* begin *

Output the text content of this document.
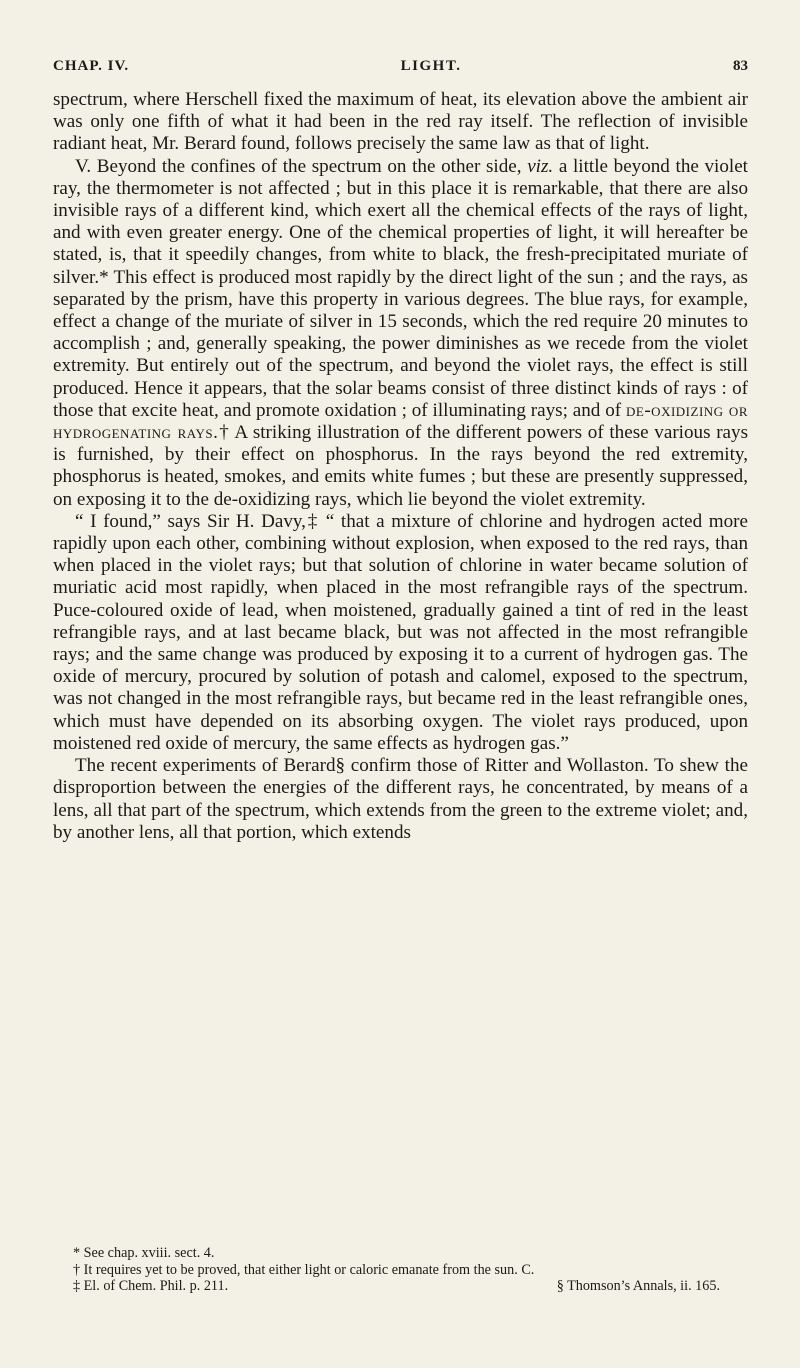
CHAP. IV.	LIGHT.	83

spectrum, where Herschell fixed the maximum of heat, its elevation above the ambient air was only one fifth of what it had been in the red ray itself. The reflection of invisible radiant heat, Mr. Berard found, follows precisely the same law as that of light.

V. Beyond the confines of the spectrum on the other side, viz. a little beyond the violet ray, the thermometer is not affected ; but in this place it is remarkable, that there are also invisible rays of a different kind, which exert all the chemical effects of the rays of light, and with even greater energy. One of the chemical properties of light, it will hereafter be stated, is, that it speedily changes, from white to black, the fresh-precipitated muriate of silver.* This effect is produced most rapidly by the direct light of the sun ; and the rays, as separated by the prism, have this property in various degrees. The blue rays, for example, effect a change of the muriate of silver in 15 seconds, which the red require 20 minutes to accomplish ; and, generally speaking, the power diminishes as we recede from the violet extremity. But entirely out of the spectrum, and beyond the violet rays, the effect is still produced. Hence it appears, that the solar beams consist of three distinct kinds of rays : of those that excite heat, and promote oxidation ; of illuminating rays; and of de-oxidizing or hydrogenating rays.† A striking illustration of the different powers of these various rays is furnished, by their effect on phosphorus. In the rays beyond the red extremity, phosphorus is heated, smokes, and emits white fumes ; but these are presently suppressed, on exposing it to the de-oxidizing rays, which lie beyond the violet extremity.

“ I found,” says Sir H. Davy,‡ “ that a mixture of chlorine and hydrogen acted more rapidly upon each other, combining without explosion, when exposed to the red rays, than when placed in the violet rays; but that solution of chlorine in water became solution of muriatic acid most rapidly, when placed in the most refrangible rays of the spectrum. Puce-coloured oxide of lead, when moistened, gradually gained a tint of red in the least refrangible rays, and at last became black, but was not affected in the most refrangible rays; and the same change was produced by exposing it to a current of hydrogen gas. The oxide of mercury, procured by solution of potash and calomel, exposed to the spectrum, was not changed in the most refrangible rays, but became red in the least refrangible ones, which must have depended on its absorbing oxygen. The violet rays produced, upon moistened red oxide of mercury, the same effects as hydrogen gas.”

The recent experiments of Berard§ confirm those of Ritter and Wollaston. To shew the disproportion between the energies of the different rays, he concentrated, by means of a lens, all that part of the spectrum, which extends from the green to the extreme violet; and, by another lens, all that portion, which extends

* See chap. xviii. sect. 4.

† It requires yet to be proved, that either light or caloric emanate from the sun. C.

‡ El. of Chem. Phil. p. 211.	§ Thomson’s Annals, ii. 165.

* end *

- Problem to work on -
Copy the listing in full and without alteration, omitting every picture.

- The solution -
Output the text content of this document.
CHAP. IV.	LIGHT.	83

spectrum, where Herschell fixed the maximum of heat, its elevation above the ambient air was only one fifth of what it had been in the red ray itself. The reflection of invisible radiant heat, Mr. Berard found, follows precisely the same law as that of light.

V. Beyond the confines of the spectrum on the other side, viz. a little beyond the violet ray, the thermometer is not affected ; but in this place it is remarkable, that there are also invisible rays of a different kind, which exert all the chemical effects of the rays of light, and with even greater energy. One of the chemical properties of light, it will hereafter be stated, is, that it speedily changes, from white to black, the fresh-precipitated muriate of silver.* This effect is produced most rapidly by the direct light of the sun ; and the rays, as separated by the prism, have this property in various degrees. The blue rays, for example, effect a change of the muriate of silver in 15 seconds, which the red require 20 minutes to accomplish ; and, generally speaking, the power diminishes as we recede from the violet extremity. But entirely out of the spectrum, and beyond the violet rays, the effect is still produced. Hence it appears, that the solar beams consist of three distinct kinds of rays : of those that excite heat, and promote oxidation ; of illuminating rays; and of de-oxidizing or hydrogenating rays.† A striking illustration of the different powers of these various rays is furnished, by their effect on phosphorus. In the rays beyond the red extremity, phosphorus is heated, smokes, and emits white fumes ; but these are presently suppressed, on exposing it to the de-oxidizing rays, which lie beyond the violet extremity.

“ I found,” says Sir H. Davy,‡ “ that a mixture of chlorine and hydrogen acted more rapidly upon each other, combining without explosion, when exposed to the red rays, than when placed in the violet rays; but that solution of chlorine in water became solution of muriatic acid most rapidly, when placed in the most refrangible rays of the spectrum. Puce-coloured oxide of lead, when moistened, gradually gained a tint of red in the least refrangible rays, and at last became black, but was not affected in the most refrangible rays; and the same change was produced by exposing it to a current of hydrogen gas. The oxide of mercury, procured by solution of potash and calomel, exposed to the spectrum, was not changed in the most refrangible rays, but became red in the least refrangible ones, which must have depended on its absorbing oxygen. The violet rays produced, upon moistened red oxide of mercury, the same effects as hydrogen gas.”

The recent experiments of Berard§ confirm those of Ritter and Wollaston. To shew the disproportion between the energies of the different rays, he concentrated, by means of a lens, all that part of the spectrum, which extends from the green to the extreme violet; and, by another lens, all that portion, which extends

* See chap. xviii. sect. 4.

† It requires yet to be proved, that either light or caloric emanate from the sun. C.

‡ El. of Chem. Phil. p. 211.	§ Thomson’s Annals, ii. 165.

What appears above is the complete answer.